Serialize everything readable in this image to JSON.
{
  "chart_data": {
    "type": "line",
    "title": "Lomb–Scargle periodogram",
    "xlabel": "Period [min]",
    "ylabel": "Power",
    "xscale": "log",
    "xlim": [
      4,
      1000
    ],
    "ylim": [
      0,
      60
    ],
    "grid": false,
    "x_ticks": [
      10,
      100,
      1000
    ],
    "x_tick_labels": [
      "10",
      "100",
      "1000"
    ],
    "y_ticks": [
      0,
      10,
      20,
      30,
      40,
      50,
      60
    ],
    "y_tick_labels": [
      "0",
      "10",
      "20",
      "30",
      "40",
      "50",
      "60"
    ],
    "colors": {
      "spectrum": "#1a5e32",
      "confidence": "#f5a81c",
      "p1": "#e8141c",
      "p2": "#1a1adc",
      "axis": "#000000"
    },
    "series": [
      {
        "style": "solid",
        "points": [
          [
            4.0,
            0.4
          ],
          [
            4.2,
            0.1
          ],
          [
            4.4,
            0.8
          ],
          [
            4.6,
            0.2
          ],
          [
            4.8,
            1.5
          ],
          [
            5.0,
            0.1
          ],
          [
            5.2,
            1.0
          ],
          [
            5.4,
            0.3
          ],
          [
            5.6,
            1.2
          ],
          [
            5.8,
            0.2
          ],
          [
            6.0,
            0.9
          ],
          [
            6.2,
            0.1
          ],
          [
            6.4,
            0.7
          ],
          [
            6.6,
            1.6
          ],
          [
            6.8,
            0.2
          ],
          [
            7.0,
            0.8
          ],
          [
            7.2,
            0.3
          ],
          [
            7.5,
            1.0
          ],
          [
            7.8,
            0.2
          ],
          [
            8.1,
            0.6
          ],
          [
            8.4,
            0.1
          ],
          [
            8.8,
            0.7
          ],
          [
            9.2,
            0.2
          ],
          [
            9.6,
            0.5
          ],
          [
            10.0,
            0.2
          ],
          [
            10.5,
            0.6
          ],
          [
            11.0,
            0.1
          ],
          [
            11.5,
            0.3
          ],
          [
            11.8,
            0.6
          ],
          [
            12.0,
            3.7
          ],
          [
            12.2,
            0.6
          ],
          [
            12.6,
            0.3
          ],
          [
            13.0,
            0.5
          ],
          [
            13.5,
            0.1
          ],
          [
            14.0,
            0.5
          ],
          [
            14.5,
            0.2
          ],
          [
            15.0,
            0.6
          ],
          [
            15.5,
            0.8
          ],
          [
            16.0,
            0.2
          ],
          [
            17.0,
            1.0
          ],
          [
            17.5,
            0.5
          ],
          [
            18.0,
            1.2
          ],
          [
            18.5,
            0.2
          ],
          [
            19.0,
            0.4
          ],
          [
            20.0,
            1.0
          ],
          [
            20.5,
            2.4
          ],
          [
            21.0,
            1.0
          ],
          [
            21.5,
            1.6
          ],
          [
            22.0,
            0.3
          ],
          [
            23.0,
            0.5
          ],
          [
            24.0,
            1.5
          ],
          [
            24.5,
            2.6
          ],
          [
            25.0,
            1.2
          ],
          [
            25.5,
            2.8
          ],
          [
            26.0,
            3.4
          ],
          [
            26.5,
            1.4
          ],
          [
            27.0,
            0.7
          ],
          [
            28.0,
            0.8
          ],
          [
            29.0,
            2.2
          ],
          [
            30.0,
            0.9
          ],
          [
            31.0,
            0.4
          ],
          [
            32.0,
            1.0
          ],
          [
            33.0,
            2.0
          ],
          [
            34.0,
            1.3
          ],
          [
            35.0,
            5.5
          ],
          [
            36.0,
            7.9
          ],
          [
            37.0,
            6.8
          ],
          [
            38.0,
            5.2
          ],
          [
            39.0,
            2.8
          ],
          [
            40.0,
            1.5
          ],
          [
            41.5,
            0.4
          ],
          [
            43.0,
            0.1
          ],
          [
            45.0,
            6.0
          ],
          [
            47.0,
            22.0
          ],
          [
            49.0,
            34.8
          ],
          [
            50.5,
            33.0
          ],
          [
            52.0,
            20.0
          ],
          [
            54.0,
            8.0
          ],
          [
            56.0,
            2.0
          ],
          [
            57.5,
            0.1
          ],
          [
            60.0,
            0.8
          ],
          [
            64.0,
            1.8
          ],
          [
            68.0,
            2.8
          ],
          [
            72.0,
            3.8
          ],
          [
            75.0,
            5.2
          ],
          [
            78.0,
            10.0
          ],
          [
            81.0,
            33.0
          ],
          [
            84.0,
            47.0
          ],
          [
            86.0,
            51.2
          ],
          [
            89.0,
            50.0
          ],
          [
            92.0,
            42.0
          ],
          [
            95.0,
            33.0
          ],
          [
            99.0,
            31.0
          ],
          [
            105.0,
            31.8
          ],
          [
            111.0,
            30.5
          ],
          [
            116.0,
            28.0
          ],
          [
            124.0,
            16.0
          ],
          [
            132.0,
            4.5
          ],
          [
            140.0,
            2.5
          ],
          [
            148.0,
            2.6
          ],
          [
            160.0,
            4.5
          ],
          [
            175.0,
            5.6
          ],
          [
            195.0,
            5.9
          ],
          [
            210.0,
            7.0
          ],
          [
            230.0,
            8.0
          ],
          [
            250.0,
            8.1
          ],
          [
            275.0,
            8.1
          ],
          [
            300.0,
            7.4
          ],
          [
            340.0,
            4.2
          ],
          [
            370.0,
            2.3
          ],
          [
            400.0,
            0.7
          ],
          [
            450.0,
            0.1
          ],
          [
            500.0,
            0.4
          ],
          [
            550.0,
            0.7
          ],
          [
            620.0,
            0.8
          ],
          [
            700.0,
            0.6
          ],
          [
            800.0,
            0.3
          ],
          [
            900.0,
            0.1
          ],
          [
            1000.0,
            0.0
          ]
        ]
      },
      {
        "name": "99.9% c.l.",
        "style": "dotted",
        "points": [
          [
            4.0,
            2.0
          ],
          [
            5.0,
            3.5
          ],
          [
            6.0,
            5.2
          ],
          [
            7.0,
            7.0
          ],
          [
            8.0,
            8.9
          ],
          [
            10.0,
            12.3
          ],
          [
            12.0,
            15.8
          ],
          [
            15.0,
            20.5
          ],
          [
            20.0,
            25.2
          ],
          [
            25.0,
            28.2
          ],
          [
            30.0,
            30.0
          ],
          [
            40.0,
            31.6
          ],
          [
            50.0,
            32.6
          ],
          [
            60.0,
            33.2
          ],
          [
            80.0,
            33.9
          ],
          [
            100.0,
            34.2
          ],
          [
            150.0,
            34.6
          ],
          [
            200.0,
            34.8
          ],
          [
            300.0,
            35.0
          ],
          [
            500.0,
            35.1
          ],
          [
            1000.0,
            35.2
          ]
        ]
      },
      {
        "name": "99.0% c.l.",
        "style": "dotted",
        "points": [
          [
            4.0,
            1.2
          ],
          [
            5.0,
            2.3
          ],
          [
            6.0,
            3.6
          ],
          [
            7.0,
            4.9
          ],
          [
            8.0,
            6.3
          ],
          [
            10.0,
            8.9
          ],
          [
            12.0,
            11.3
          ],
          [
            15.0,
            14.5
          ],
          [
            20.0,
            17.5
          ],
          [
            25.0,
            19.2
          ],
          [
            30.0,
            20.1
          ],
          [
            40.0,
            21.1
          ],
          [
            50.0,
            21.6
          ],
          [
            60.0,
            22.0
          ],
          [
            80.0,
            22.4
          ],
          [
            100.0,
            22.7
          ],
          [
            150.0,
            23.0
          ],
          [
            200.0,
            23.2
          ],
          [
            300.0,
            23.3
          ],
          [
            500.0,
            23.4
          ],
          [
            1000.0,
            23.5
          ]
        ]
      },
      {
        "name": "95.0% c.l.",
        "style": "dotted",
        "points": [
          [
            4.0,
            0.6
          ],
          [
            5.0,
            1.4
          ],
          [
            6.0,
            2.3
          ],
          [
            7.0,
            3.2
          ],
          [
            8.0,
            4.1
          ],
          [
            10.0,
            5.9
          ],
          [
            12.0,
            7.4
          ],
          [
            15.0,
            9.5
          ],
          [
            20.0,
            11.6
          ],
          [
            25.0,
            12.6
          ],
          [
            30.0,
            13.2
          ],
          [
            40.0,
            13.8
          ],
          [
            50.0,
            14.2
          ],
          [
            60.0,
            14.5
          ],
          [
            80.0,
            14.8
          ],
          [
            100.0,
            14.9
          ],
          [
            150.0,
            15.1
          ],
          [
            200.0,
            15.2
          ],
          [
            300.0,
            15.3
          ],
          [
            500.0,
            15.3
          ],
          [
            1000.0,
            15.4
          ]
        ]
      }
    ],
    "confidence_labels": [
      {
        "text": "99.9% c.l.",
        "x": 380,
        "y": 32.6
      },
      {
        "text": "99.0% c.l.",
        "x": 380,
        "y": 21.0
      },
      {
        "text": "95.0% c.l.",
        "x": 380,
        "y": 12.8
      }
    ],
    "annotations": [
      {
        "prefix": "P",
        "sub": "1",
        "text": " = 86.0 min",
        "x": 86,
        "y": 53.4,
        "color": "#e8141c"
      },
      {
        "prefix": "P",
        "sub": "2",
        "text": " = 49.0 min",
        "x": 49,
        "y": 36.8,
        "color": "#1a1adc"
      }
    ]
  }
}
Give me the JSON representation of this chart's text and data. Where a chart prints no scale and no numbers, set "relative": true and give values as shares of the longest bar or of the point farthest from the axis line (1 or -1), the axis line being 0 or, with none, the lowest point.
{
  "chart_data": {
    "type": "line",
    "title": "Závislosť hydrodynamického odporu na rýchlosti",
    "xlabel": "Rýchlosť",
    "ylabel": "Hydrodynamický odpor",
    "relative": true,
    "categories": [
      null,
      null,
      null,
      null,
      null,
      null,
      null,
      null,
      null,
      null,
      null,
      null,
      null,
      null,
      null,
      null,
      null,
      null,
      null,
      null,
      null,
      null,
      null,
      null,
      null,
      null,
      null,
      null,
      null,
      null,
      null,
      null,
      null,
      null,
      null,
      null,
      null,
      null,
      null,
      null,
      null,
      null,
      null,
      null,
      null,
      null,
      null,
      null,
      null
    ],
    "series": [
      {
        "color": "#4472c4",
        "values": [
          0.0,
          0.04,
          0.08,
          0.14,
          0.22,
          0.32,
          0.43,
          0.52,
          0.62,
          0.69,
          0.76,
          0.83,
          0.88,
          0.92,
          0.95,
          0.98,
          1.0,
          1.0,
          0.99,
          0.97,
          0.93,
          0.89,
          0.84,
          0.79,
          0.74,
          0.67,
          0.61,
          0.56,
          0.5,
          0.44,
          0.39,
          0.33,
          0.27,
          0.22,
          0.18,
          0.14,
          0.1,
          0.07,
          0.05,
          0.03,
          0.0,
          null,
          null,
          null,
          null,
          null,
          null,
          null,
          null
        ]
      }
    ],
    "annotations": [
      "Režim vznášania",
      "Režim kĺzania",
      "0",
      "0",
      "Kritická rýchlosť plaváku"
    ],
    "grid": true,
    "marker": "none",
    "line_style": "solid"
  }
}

──────────────────────────────

[WORK TO COMPLETE]
From the entries above, extract each line containing "true".

[SOLVED EXERCISE]
Give me the JSON representation of this chart's text and data. Where a chart prints no scale and no numbers, set "relative": true and give values as shares of the longest bar or of the point farthest from the axis line (1 or -1), the axis line being 0 or, with none, the lowest point.
    "relative": true,
    "grid": true,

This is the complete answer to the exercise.